_WHAT IS ASKED_:
Write the records out again, keeping each line exactly as it is.

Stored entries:
----------

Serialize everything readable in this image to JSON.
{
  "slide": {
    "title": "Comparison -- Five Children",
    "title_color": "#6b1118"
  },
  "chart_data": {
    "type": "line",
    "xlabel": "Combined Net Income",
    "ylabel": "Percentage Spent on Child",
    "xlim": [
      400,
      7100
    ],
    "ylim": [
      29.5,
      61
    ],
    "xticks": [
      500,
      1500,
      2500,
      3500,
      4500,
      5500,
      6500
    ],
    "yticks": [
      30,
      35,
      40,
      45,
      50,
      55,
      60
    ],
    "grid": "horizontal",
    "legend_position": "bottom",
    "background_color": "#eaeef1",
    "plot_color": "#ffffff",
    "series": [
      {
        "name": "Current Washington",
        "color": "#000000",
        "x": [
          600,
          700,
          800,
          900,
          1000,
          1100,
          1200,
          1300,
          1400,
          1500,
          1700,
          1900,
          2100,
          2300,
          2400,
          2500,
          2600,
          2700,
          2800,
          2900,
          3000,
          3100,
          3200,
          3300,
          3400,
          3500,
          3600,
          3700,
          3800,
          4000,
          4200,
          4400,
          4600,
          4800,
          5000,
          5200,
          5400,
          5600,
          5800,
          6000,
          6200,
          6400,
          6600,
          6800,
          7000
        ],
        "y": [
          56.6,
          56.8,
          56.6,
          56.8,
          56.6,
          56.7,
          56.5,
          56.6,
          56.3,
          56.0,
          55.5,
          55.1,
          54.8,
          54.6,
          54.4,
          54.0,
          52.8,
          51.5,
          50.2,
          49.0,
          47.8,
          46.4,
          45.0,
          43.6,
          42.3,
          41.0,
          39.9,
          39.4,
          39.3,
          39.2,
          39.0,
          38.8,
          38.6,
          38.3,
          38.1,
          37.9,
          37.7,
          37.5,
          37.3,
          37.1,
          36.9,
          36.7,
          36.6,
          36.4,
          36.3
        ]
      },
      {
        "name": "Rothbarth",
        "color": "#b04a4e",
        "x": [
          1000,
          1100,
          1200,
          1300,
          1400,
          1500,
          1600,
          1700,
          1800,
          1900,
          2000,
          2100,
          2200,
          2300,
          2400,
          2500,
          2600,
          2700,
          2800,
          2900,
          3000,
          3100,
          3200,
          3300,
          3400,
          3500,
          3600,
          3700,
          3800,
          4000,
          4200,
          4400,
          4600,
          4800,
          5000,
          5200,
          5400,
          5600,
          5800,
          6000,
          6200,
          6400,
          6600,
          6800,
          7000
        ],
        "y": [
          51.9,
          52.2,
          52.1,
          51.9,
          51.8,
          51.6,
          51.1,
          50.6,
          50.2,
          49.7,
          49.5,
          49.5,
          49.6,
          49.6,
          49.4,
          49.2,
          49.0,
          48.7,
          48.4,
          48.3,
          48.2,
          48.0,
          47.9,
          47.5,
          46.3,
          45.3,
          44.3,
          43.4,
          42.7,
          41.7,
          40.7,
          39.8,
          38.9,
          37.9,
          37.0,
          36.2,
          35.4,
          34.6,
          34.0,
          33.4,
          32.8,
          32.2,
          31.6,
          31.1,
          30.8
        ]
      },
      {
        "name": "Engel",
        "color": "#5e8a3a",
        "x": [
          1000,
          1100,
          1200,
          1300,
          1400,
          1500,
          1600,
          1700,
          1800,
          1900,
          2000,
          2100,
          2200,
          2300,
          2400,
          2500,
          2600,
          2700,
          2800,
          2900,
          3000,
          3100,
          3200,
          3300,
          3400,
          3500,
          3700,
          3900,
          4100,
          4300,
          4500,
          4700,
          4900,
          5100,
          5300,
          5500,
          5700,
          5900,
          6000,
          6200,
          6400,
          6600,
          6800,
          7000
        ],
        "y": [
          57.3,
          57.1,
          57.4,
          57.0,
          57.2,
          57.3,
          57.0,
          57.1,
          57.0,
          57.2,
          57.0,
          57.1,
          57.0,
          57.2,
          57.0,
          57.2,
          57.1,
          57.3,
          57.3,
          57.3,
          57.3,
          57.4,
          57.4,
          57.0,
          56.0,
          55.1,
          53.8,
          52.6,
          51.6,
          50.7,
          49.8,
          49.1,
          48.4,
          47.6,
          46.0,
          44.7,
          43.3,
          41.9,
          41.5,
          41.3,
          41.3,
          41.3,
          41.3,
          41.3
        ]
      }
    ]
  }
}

----------

_RESULT_:
Serialize everything readable in this image to JSON.
{
  "slide": {
    "title": "Comparison -- Five Children",
    "title_color": "#6b1118"
  },
  "chart_data": {
    "type": "line",
    "xlabel": "Combined Net Income",
    "ylabel": "Percentage Spent on Child",
    "xlim": [
      400,
      7100
    ],
    "ylim": [
      29.5,
      61
    ],
    "xticks": [
      500,
      1500,
      2500,
      3500,
      4500,
      5500,
      6500
    ],
    "yticks": [
      30,
      35,
      40,
      45,
      50,
      55,
      60
    ],
    "grid": "horizontal",
    "legend_position": "bottom",
    "background_color": "#eaeef1",
    "plot_color": "#ffffff",
    "series": [
      {
        "name": "Current Washington",
        "color": "#000000",
        "x": [
          600,
          700,
          800,
          900,
          1000,
          1100,
          1200,
          1300,
          1400,
          1500,
          1700,
          1900,
          2100,
          2300,
          2400,
          2500,
          2600,
          2700,
          2800,
          2900,
          3000,
          3100,
          3200,
          3300,
          3400,
          3500,
          3600,
          3700,
          3800,
          4000,
          4200,
          4400,
          4600,
          4800,
          5000,
          5200,
          5400,
          5600,
          5800,
          6000,
          6200,
          6400,
          6600,
          6800,
          7000
        ],
        "y": [
          56.6,
          56.8,
          56.6,
          56.8,
          56.6,
          56.7,
          56.5,
          56.6,
          56.3,
          56.0,
          55.5,
          55.1,
          54.8,
          54.6,
          54.4,
          54.0,
          52.8,
          51.5,
          50.2,
          49.0,
          47.8,
          46.4,
          45.0,
          43.6,
          42.3,
          41.0,
          39.9,
          39.4,
          39.3,
          39.2,
          39.0,
          38.8,
          38.6,
          38.3,
          38.1,
          37.9,
          37.7,
          37.5,
          37.3,
          37.1,
          36.9,
          36.7,
          36.6,
          36.4,
          36.3
        ]
      },
      {
        "name": "Rothbarth",
        "color": "#b04a4e",
        "x": [
          1000,
          1100,
          1200,
          1300,
          1400,
          1500,
          1600,
          1700,
          1800,
          1900,
          2000,
          2100,
          2200,
          2300,
          2400,
          2500,
          2600,
          2700,
          2800,
          2900,
          3000,
          3100,
          3200,
          3300,
          3400,
          3500,
          3600,
          3700,
          3800,
          4000,
          4200,
          4400,
          4600,
          4800,
          5000,
          5200,
          5400,
          5600,
          5800,
          6000,
          6200,
          6400,
          6600,
          6800,
          7000
        ],
        "y": [
          51.9,
          52.2,
          52.1,
          51.9,
          51.8,
          51.6,
          51.1,
          50.6,
          50.2,
          49.7,
          49.5,
          49.5,
          49.6,
          49.6,
          49.4,
          49.2,
          49.0,
          48.7,
          48.4,
          48.3,
          48.2,
          48.0,
          47.9,
          47.5,
          46.3,
          45.3,
          44.3,
          43.4,
          42.7,
          41.7,
          40.7,
          39.8,
          38.9,
          37.9,
          37.0,
          36.2,
          35.4,
          34.6,
          34.0,
          33.4,
          32.8,
          32.2,
          31.6,
          31.1,
          30.8
        ]
      },
      {
        "name": "Engel",
        "color": "#5e8a3a",
        "x": [
          1000,
          1100,
          1200,
          1300,
          1400,
          1500,
          1600,
          1700,
          1800,
          1900,
          2000,
          2100,
          2200,
          2300,
          2400,
          2500,
          2600,
          2700,
          2800,
          2900,
          3000,
          3100,
          3200,
          3300,
          3400,
          3500,
          3700,
          3900,
          4100,
          4300,
          4500,
          4700,
          4900,
          5100,
          5300,
          5500,
          5700,
          5900,
          6000,
          6200,
          6400,
          6600,
          6800,
          7000
        ],
        "y": [
          57.3,
          57.1,
          57.4,
          57.0,
          57.2,
          57.3,
          57.0,
          57.1,
          57.0,
          57.2,
          57.0,
          57.1,
          57.0,
          57.2,
          57.0,
          57.2,
          57.1,
          57.3,
          57.3,
          57.3,
          57.3,
          57.4,
          57.4,
          57.0,
          56.0,
          55.1,
          53.8,
          52.6,
          51.6,
          50.7,
          49.8,
          49.1,
          48.4,
          47.6,
          46.0,
          44.7,
          43.3,
          41.9,
          41.5,
          41.3,
          41.3,
          41.3,
          41.3,
          41.3
        ]
      }
    ]
  }
}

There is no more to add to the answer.